Instructions for the task: Extract every line below that contains the word "intentions".

Records for the task:

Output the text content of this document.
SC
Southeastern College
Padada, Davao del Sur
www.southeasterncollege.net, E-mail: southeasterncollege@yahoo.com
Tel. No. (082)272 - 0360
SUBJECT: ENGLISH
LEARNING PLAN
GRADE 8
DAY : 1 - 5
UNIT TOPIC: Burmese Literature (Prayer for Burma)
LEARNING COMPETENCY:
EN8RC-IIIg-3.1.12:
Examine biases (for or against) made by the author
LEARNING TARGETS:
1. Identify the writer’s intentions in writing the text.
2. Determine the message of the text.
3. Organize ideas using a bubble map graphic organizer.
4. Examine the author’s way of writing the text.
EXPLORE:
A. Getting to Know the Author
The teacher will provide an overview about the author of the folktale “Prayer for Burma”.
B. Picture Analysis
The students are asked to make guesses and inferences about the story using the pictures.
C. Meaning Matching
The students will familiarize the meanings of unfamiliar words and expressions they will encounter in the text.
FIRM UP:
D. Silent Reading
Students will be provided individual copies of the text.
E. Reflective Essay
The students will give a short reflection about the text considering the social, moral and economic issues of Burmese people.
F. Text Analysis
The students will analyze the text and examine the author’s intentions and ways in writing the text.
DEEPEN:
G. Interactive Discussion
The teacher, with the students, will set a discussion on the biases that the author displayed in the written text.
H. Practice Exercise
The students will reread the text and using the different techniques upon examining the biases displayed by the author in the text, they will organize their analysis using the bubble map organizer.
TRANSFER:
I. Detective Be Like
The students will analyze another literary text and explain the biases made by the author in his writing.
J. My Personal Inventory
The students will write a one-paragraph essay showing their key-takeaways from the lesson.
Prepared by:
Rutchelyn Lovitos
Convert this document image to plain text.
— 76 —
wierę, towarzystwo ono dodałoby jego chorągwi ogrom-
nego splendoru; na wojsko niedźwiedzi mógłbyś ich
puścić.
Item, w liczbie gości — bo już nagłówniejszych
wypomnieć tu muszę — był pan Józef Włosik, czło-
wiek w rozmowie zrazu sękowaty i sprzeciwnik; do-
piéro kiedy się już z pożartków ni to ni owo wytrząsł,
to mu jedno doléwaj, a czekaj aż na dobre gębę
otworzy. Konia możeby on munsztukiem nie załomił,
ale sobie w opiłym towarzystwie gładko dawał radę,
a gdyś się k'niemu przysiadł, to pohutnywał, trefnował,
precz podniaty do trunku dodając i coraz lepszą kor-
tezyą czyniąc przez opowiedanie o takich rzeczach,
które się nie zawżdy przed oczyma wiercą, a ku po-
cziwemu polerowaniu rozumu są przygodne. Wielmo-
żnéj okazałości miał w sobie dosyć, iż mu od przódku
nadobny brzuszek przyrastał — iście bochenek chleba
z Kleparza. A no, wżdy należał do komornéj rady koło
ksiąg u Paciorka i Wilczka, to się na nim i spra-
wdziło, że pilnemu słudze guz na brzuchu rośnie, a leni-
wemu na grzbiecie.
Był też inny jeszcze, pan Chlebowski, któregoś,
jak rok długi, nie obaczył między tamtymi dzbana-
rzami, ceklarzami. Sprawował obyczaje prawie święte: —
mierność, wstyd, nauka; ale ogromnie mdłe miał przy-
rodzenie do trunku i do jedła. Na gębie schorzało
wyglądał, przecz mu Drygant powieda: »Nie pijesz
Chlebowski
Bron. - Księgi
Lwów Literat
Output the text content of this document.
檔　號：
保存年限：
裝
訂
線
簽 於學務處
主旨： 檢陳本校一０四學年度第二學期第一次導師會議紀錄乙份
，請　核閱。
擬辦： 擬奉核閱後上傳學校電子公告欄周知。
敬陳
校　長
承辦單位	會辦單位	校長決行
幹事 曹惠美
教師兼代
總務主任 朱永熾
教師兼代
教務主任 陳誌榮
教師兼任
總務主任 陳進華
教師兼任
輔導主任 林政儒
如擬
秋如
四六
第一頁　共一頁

Reply to the exercise:
1. Identify the writer’s intentions in writing the text.
The students will analyze the text and examine the author’s intentions and ways in writing the text.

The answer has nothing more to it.